>> begin ENTRIES

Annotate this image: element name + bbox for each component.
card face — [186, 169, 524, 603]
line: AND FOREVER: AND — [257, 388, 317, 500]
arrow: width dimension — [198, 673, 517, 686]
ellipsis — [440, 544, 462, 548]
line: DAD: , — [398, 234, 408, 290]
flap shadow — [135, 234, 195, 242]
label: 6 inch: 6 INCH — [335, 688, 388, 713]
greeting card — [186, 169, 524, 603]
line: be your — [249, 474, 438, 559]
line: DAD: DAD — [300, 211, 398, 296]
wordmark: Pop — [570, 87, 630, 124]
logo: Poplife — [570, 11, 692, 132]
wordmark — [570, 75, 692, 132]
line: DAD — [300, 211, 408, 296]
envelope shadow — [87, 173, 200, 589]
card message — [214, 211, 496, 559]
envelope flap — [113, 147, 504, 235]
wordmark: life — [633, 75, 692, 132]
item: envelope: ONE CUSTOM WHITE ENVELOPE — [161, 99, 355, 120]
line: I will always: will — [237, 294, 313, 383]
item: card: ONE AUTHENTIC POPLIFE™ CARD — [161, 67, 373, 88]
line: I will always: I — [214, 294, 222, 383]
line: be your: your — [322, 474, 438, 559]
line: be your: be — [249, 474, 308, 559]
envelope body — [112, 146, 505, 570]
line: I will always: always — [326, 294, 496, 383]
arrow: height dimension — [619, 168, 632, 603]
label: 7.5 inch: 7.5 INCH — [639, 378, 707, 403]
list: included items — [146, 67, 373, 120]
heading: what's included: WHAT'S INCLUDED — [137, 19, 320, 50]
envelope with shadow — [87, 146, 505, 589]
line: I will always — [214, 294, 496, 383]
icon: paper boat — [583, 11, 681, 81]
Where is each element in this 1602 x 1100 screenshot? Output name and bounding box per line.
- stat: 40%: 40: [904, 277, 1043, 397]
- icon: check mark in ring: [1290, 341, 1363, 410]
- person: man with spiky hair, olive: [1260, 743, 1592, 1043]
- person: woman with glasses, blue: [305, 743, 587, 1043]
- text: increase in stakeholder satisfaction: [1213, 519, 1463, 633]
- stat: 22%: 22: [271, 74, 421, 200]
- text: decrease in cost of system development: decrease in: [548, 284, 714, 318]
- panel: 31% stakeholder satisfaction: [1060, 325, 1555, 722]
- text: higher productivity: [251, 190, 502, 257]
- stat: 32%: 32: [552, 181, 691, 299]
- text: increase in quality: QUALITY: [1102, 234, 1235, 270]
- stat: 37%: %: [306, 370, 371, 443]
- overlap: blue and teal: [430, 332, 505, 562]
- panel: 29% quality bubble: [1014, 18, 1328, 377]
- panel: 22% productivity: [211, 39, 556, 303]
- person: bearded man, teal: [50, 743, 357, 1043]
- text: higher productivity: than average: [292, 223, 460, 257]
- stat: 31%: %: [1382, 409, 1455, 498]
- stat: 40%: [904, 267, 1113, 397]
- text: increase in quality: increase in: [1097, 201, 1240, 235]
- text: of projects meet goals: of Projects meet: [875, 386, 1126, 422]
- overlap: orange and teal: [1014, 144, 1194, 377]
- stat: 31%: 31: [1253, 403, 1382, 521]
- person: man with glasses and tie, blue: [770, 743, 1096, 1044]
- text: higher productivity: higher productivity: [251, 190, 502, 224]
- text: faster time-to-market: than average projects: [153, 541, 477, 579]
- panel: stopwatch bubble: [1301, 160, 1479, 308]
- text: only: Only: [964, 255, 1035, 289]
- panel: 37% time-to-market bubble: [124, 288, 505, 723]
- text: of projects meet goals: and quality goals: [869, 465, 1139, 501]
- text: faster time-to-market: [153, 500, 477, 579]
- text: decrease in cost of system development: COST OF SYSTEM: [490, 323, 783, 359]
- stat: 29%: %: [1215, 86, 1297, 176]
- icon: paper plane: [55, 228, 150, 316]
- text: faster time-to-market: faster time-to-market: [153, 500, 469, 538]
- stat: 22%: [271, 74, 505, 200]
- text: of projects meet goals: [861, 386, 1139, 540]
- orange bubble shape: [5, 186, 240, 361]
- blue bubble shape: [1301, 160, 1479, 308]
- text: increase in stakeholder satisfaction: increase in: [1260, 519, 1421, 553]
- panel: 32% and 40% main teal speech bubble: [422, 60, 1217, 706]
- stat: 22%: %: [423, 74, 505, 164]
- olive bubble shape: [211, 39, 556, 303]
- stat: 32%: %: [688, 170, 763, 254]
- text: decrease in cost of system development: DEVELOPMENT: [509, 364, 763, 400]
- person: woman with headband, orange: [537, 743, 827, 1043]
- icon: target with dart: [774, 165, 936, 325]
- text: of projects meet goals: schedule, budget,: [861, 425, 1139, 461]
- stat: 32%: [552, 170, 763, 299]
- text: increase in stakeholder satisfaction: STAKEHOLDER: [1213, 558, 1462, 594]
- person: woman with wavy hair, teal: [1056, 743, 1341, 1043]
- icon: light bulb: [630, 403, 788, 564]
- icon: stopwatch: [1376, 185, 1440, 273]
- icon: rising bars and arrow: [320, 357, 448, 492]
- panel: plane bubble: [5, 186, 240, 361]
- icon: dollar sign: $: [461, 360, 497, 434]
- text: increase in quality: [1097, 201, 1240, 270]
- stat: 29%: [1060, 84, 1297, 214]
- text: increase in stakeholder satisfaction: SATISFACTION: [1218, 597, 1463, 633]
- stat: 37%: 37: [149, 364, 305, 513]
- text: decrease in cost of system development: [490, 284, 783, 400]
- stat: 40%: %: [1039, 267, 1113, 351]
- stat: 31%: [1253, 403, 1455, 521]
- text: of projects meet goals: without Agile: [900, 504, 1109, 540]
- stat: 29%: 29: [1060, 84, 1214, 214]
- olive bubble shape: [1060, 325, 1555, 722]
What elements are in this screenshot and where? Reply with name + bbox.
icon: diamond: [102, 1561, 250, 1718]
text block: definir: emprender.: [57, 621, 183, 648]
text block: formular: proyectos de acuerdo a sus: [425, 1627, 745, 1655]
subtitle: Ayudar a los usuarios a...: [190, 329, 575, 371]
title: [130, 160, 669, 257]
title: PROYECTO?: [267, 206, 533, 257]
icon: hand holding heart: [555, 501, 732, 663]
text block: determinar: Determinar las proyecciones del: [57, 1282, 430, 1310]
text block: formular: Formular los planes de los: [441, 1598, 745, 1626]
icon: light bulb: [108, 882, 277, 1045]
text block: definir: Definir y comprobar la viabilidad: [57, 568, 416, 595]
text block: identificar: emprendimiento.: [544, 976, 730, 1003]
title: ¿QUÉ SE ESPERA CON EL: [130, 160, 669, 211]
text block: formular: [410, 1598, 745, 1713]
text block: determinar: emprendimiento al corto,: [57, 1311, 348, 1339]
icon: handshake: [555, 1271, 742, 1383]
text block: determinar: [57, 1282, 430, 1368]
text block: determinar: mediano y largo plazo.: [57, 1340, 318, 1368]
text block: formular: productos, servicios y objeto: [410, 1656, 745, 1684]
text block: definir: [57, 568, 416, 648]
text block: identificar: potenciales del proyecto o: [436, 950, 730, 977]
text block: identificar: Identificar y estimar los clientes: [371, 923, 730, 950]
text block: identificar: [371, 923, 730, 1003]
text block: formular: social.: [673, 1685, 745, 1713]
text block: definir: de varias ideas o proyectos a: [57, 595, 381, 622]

>> end ENTRIES

Write out again the lines from the very first line of the items through the line that contains "flap shadow — [135, 234, 195, 242]", with both of those lines included.

PROBLEM SOLUTION:
Annotate this image: element name + bbox for each component.
card face — [186, 169, 524, 603]
line: AND FOREVER: AND — [257, 388, 317, 500]
arrow: width dimension — [198, 673, 517, 686]
ellipsis — [440, 544, 462, 548]
line: DAD: , — [398, 234, 408, 290]
flap shadow — [135, 234, 195, 242]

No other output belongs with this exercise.